* _PROBLEM TO WORK ON_
Reproduce each of the lines word for word.
================================
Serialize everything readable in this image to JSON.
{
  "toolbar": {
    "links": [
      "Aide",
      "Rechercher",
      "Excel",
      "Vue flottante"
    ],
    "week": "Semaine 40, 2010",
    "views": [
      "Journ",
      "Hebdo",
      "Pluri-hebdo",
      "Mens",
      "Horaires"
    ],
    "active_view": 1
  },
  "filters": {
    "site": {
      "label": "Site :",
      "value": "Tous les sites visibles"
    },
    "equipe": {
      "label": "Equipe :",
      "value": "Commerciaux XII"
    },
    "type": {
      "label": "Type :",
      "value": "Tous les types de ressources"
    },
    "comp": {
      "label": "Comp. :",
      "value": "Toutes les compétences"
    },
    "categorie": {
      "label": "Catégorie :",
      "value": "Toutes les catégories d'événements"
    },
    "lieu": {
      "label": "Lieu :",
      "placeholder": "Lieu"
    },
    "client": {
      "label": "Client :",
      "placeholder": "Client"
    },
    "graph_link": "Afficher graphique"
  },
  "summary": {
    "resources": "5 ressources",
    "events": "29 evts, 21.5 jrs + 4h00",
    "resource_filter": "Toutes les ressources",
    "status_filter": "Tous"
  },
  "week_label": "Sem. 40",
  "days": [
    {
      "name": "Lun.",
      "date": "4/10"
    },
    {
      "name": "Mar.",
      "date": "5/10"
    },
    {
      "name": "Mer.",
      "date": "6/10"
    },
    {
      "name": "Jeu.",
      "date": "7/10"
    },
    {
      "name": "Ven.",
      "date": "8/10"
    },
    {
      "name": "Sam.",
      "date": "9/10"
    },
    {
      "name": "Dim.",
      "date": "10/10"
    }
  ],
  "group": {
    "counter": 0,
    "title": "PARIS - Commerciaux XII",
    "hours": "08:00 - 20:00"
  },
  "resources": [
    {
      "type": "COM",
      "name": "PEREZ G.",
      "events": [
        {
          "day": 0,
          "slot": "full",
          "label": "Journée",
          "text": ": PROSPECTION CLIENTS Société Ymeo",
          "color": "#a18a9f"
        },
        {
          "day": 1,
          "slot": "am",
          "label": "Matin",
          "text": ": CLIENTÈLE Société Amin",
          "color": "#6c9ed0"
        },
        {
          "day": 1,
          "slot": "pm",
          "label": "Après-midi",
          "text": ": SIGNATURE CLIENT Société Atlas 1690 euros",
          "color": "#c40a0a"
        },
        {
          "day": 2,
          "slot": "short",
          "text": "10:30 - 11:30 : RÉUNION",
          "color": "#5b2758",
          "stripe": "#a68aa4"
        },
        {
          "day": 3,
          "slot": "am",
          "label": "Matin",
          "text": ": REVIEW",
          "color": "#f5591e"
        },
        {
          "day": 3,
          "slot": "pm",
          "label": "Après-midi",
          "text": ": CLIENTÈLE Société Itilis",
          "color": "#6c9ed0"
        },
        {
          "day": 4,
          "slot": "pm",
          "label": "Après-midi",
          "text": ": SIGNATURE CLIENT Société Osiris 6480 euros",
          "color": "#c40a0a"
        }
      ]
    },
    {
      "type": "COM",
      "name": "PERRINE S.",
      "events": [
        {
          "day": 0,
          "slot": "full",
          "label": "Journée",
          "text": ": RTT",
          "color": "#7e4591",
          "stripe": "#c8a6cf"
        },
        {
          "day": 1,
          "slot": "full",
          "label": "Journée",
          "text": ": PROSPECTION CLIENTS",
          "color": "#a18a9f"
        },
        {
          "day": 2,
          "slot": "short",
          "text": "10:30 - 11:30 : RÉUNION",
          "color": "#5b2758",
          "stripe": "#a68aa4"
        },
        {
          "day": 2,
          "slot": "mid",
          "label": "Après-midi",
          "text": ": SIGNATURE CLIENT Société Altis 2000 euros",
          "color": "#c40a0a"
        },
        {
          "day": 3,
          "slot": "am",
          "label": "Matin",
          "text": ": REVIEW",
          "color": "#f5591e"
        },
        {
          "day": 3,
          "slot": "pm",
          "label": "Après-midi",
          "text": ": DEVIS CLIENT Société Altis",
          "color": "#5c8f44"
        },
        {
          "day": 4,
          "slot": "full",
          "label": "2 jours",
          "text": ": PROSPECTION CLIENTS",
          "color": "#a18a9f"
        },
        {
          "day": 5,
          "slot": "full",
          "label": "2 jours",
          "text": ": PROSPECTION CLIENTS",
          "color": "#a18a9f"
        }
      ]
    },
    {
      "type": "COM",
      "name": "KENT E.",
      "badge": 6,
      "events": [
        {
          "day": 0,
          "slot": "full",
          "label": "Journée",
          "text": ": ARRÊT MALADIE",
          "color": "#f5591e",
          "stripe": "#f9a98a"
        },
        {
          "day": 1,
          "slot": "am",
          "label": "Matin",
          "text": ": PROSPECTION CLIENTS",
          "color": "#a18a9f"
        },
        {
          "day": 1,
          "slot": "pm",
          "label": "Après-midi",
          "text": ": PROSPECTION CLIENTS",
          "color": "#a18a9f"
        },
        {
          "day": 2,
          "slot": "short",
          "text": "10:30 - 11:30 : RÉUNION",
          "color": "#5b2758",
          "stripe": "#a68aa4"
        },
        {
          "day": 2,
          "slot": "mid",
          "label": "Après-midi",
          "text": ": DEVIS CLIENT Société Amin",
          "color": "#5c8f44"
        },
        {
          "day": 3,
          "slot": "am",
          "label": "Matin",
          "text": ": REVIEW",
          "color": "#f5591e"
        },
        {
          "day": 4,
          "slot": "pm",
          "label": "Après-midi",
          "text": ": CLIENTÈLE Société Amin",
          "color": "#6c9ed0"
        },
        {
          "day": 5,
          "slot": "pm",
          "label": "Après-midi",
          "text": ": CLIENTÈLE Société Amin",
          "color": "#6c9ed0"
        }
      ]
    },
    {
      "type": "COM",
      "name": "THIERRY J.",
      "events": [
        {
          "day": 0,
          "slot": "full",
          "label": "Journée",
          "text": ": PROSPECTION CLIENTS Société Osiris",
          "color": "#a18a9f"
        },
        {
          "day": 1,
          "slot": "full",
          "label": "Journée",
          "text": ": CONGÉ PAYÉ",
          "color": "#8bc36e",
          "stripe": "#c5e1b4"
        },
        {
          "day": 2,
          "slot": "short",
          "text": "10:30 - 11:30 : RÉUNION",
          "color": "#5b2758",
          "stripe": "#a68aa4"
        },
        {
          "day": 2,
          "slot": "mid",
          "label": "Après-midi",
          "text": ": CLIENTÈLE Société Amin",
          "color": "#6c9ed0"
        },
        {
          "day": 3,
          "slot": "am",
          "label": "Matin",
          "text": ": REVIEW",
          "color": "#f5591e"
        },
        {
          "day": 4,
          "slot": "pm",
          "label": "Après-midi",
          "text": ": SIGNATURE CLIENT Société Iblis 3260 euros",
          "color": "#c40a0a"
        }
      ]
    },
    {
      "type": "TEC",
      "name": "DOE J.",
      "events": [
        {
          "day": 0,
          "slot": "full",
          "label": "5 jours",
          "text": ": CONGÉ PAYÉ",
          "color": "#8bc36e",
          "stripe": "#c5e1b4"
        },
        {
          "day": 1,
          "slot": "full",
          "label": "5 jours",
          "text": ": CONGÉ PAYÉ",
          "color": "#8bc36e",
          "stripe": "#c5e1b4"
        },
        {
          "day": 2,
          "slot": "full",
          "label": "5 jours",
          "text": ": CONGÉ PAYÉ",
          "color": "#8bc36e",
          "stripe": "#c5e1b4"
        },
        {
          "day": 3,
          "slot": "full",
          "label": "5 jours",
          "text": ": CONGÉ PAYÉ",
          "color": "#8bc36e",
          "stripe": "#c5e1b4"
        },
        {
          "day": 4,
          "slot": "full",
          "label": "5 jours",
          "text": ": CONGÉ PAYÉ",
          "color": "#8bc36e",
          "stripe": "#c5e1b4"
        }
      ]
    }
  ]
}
================================
* _FULL ANSWER_
Serialize everything readable in this image to JSON.
{
  "toolbar": {
    "links": [
      "Aide",
      "Rechercher",
      "Excel",
      "Vue flottante"
    ],
    "week": "Semaine 40, 2010",
    "views": [
      "Journ",
      "Hebdo",
      "Pluri-hebdo",
      "Mens",
      "Horaires"
    ],
    "active_view": 1
  },
  "filters": {
    "site": {
      "label": "Site :",
      "value": "Tous les sites visibles"
    },
    "equipe": {
      "label": "Equipe :",
      "value": "Commerciaux XII"
    },
    "type": {
      "label": "Type :",
      "value": "Tous les types de ressources"
    },
    "comp": {
      "label": "Comp. :",
      "value": "Toutes les compétences"
    },
    "categorie": {
      "label": "Catégorie :",
      "value": "Toutes les catégories d'événements"
    },
    "lieu": {
      "label": "Lieu :",
      "placeholder": "Lieu"
    },
    "client": {
      "label": "Client :",
      "placeholder": "Client"
    },
    "graph_link": "Afficher graphique"
  },
  "summary": {
    "resources": "5 ressources",
    "events": "29 evts, 21.5 jrs + 4h00",
    "resource_filter": "Toutes les ressources",
    "status_filter": "Tous"
  },
  "week_label": "Sem. 40",
  "days": [
    {
      "name": "Lun.",
      "date": "4/10"
    },
    {
      "name": "Mar.",
      "date": "5/10"
    },
    {
      "name": "Mer.",
      "date": "6/10"
    },
    {
      "name": "Jeu.",
      "date": "7/10"
    },
    {
      "name": "Ven.",
      "date": "8/10"
    },
    {
      "name": "Sam.",
      "date": "9/10"
    },
    {
      "name": "Dim.",
      "date": "10/10"
    }
  ],
  "group": {
    "counter": 0,
    "title": "PARIS - Commerciaux XII",
    "hours": "08:00 - 20:00"
  },
  "resources": [
    {
      "type": "COM",
      "name": "PEREZ G.",
      "events": [
        {
          "day": 0,
          "slot": "full",
          "label": "Journée",
          "text": ": PROSPECTION CLIENTS Société Ymeo",
          "color": "#a18a9f"
        },
        {
          "day": 1,
          "slot": "am",
          "label": "Matin",
          "text": ": CLIENTÈLE Société Amin",
          "color": "#6c9ed0"
        },
        {
          "day": 1,
          "slot": "pm",
          "label": "Après-midi",
          "text": ": SIGNATURE CLIENT Société Atlas 1690 euros",
          "color": "#c40a0a"
        },
        {
          "day": 2,
          "slot": "short",
          "text": "10:30 - 11:30 : RÉUNION",
          "color": "#5b2758",
          "stripe": "#a68aa4"
        },
        {
          "day": 3,
          "slot": "am",
          "label": "Matin",
          "text": ": REVIEW",
          "color": "#f5591e"
        },
        {
          "day": 3,
          "slot": "pm",
          "label": "Après-midi",
          "text": ": CLIENTÈLE Société Itilis",
          "color": "#6c9ed0"
        },
        {
          "day": 4,
          "slot": "pm",
          "label": "Après-midi",
          "text": ": SIGNATURE CLIENT Société Osiris 6480 euros",
          "color": "#c40a0a"
        }
      ]
    },
    {
      "type": "COM",
      "name": "PERRINE S.",
      "events": [
        {
          "day": 0,
          "slot": "full",
          "label": "Journée",
          "text": ": RTT",
          "color": "#7e4591",
          "stripe": "#c8a6cf"
        },
        {
          "day": 1,
          "slot": "full",
          "label": "Journée",
          "text": ": PROSPECTION CLIENTS",
          "color": "#a18a9f"
        },
        {
          "day": 2,
          "slot": "short",
          "text": "10:30 - 11:30 : RÉUNION",
          "color": "#5b2758",
          "stripe": "#a68aa4"
        },
        {
          "day": 2,
          "slot": "mid",
          "label": "Après-midi",
          "text": ": SIGNATURE CLIENT Société Altis 2000 euros",
          "color": "#c40a0a"
        },
        {
          "day": 3,
          "slot": "am",
          "label": "Matin",
          "text": ": REVIEW",
          "color": "#f5591e"
        },
        {
          "day": 3,
          "slot": "pm",
          "label": "Après-midi",
          "text": ": DEVIS CLIENT Société Altis",
          "color": "#5c8f44"
        },
        {
          "day": 4,
          "slot": "full",
          "label": "2 jours",
          "text": ": PROSPECTION CLIENTS",
          "color": "#a18a9f"
        },
        {
          "day": 5,
          "slot": "full",
          "label": "2 jours",
          "text": ": PROSPECTION CLIENTS",
          "color": "#a18a9f"
        }
      ]
    },
    {
      "type": "COM",
      "name": "KENT E.",
      "badge": 6,
      "events": [
        {
          "day": 0,
          "slot": "full",
          "label": "Journée",
          "text": ": ARRÊT MALADIE",
          "color": "#f5591e",
          "stripe": "#f9a98a"
        },
        {
          "day": 1,
          "slot": "am",
          "label": "Matin",
          "text": ": PROSPECTION CLIENTS",
          "color": "#a18a9f"
        },
        {
          "day": 1,
          "slot": "pm",
          "label": "Après-midi",
          "text": ": PROSPECTION CLIENTS",
          "color": "#a18a9f"
        },
        {
          "day": 2,
          "slot": "short",
          "text": "10:30 - 11:30 : RÉUNION",
          "color": "#5b2758",
          "stripe": "#a68aa4"
        },
        {
          "day": 2,
          "slot": "mid",
          "label": "Après-midi",
          "text": ": DEVIS CLIENT Société Amin",
          "color": "#5c8f44"
        },
        {
          "day": 3,
          "slot": "am",
          "label": "Matin",
          "text": ": REVIEW",
          "color": "#f5591e"
        },
        {
          "day": 4,
          "slot": "pm",
          "label": "Après-midi",
          "text": ": CLIENTÈLE Société Amin",
          "color": "#6c9ed0"
        },
        {
          "day": 5,
          "slot": "pm",
          "label": "Après-midi",
          "text": ": CLIENTÈLE Société Amin",
          "color": "#6c9ed0"
        }
      ]
    },
    {
      "type": "COM",
      "name": "THIERRY J.",
      "events": [
        {
          "day": 0,
          "slot": "full",
          "label": "Journée",
          "text": ": PROSPECTION CLIENTS Société Osiris",
          "color": "#a18a9f"
        },
        {
          "day": 1,
          "slot": "full",
          "label": "Journée",
          "text": ": CONGÉ PAYÉ",
          "color": "#8bc36e",
          "stripe": "#c5e1b4"
        },
        {
          "day": 2,
          "slot": "short",
          "text": "10:30 - 11:30 : RÉUNION",
          "color": "#5b2758",
          "stripe": "#a68aa4"
        },
        {
          "day": 2,
          "slot": "mid",
          "label": "Après-midi",
          "text": ": CLIENTÈLE Société Amin",
          "color": "#6c9ed0"
        },
        {
          "day": 3,
          "slot": "am",
          "label": "Matin",
          "text": ": REVIEW",
          "color": "#f5591e"
        },
        {
          "day": 4,
          "slot": "pm",
          "label": "Après-midi",
          "text": ": SIGNATURE CLIENT Société Iblis 3260 euros",
          "color": "#c40a0a"
        }
      ]
    },
    {
      "type": "TEC",
      "name": "DOE J.",
      "events": [
        {
          "day": 0,
          "slot": "full",
          "label": "5 jours",
          "text": ": CONGÉ PAYÉ",
          "color": "#8bc36e",
          "stripe": "#c5e1b4"
        },
        {
          "day": 1,
          "slot": "full",
          "label": "5 jours",
          "text": ": CONGÉ PAYÉ",
          "color": "#8bc36e",
          "stripe": "#c5e1b4"
        },
        {
          "day": 2,
          "slot": "full",
          "label": "5 jours",
          "text": ": CONGÉ PAYÉ",
          "color": "#8bc36e",
          "stripe": "#c5e1b4"
        },
        {
          "day": 3,
          "slot": "full",
          "label": "5 jours",
          "text": ": CONGÉ PAYÉ",
          "color": "#8bc36e",
          "stripe": "#c5e1b4"
        },
        {
          "day": 4,
          "slot": "full",
          "label": "5 jours",
          "text": ": CONGÉ PAYÉ",
          "color": "#8bc36e",
          "stripe": "#c5e1b4"
        }
      ]
    }
  ]
}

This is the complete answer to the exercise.